Data supplied:
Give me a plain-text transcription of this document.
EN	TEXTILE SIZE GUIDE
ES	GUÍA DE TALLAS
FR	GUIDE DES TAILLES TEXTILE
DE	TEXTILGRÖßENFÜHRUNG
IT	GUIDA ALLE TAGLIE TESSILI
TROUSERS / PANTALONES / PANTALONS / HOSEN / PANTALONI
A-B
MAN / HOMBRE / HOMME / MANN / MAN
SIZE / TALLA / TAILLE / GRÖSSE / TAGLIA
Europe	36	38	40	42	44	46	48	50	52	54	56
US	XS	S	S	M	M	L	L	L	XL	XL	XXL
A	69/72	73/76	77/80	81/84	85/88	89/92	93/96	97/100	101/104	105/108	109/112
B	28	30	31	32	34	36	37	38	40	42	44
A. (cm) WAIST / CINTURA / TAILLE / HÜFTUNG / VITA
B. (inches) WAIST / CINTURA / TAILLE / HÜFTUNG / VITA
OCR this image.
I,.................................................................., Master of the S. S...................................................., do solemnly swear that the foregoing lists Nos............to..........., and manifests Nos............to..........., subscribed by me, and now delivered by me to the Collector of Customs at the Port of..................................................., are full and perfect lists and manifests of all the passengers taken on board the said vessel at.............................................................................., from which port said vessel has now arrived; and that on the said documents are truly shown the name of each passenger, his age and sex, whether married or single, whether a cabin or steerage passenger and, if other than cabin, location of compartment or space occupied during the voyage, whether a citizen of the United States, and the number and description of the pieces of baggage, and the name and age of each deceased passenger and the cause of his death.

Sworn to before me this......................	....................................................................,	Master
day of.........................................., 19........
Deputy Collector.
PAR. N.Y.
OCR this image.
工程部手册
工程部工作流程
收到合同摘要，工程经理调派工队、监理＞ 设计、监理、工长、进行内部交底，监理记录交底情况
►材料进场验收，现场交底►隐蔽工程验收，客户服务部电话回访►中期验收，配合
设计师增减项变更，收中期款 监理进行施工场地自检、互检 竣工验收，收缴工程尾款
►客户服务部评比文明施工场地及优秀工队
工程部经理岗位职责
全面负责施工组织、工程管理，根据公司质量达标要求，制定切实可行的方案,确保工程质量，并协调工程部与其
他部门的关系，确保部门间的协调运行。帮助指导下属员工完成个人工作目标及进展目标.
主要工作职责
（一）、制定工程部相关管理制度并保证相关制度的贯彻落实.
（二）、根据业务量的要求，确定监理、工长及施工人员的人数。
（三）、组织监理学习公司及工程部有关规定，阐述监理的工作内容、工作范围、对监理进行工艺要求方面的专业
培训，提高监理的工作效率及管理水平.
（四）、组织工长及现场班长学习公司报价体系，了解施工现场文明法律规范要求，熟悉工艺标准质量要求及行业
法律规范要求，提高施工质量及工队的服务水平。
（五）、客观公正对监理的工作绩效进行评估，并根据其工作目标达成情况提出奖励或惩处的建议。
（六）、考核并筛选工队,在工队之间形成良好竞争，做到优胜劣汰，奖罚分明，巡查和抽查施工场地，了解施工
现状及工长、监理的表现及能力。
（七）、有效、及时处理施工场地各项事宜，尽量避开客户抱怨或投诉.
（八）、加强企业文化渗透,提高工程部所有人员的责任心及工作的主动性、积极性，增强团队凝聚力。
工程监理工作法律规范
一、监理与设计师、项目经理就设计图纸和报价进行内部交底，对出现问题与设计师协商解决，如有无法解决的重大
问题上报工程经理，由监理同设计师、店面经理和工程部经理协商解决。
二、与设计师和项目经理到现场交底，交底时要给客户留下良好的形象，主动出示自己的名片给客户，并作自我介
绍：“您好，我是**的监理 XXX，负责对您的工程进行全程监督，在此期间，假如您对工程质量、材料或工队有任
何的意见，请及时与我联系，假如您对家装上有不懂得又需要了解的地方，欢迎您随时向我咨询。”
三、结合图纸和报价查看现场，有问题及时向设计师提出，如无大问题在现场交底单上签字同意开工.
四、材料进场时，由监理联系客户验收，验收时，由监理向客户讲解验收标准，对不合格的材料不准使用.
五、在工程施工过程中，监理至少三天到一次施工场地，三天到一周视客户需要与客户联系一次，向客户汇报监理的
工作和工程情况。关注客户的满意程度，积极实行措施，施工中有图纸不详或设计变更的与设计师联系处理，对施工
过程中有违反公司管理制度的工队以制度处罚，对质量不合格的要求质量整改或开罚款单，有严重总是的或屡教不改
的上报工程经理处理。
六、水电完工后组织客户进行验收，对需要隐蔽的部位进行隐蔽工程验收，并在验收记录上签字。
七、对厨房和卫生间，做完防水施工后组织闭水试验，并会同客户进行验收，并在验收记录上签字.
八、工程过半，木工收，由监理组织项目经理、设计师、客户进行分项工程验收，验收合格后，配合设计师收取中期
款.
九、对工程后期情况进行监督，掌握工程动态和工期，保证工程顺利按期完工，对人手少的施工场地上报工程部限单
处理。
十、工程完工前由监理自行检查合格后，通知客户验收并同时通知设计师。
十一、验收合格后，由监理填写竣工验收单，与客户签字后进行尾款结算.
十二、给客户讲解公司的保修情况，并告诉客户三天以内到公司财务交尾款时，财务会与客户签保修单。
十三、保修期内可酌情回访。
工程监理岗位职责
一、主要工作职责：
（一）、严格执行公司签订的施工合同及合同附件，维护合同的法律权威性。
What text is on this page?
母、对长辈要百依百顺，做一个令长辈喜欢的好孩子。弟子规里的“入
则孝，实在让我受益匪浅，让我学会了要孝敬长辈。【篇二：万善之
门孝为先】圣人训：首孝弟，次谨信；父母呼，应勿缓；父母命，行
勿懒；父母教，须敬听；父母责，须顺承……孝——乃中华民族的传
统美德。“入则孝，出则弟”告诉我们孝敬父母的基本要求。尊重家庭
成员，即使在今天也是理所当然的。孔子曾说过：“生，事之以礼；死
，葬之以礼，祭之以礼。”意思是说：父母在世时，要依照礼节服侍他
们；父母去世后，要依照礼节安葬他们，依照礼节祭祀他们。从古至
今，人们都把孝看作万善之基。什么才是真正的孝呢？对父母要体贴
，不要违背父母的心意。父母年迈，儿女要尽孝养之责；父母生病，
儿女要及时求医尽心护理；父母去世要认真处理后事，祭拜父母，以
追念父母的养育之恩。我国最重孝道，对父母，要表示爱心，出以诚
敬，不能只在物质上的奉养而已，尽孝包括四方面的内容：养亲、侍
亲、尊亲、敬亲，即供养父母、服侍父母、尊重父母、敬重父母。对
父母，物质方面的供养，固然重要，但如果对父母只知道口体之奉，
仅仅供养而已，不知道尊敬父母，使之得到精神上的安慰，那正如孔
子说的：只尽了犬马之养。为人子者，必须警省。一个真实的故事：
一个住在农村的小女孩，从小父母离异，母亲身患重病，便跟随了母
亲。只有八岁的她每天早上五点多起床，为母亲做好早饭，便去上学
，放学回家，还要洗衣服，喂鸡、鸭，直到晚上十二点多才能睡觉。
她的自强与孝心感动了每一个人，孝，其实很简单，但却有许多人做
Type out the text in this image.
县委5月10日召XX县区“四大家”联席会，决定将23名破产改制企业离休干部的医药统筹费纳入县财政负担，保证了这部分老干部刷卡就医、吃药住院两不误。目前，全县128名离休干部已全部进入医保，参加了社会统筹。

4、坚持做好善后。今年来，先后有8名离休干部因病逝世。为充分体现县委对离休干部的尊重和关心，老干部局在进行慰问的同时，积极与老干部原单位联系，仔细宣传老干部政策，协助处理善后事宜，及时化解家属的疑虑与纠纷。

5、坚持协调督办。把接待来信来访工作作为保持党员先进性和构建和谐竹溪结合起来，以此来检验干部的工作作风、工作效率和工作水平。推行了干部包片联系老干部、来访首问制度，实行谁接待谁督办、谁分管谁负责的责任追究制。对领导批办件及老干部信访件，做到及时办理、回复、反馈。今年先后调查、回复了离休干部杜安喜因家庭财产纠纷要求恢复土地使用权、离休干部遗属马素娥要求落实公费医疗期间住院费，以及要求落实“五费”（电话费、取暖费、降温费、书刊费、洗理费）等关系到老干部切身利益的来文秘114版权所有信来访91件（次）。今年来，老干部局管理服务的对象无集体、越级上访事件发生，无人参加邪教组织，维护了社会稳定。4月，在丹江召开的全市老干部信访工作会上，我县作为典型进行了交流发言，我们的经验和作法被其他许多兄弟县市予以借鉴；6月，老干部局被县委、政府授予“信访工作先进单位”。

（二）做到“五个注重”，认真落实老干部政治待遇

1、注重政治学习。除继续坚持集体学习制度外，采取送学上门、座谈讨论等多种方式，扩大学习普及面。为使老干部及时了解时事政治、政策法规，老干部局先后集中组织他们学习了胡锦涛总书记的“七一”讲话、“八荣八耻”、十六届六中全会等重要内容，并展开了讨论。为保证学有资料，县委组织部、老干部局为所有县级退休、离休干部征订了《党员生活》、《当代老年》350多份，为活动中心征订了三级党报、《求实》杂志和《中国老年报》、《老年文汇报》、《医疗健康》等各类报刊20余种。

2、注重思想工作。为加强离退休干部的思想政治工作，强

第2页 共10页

Your goal:
Pull out every line of the entries that includes the word "并在验收记录上签字".

Exercise output:
六、水电完工后组织客户进行验收，对需要隐蔽的部位进行隐蔽工程验收，并在验收记录上签字。
七、对厨房和卫生间，做完防水施工后组织闭水试验，并会同客户进行验收，并在验收记录上签字.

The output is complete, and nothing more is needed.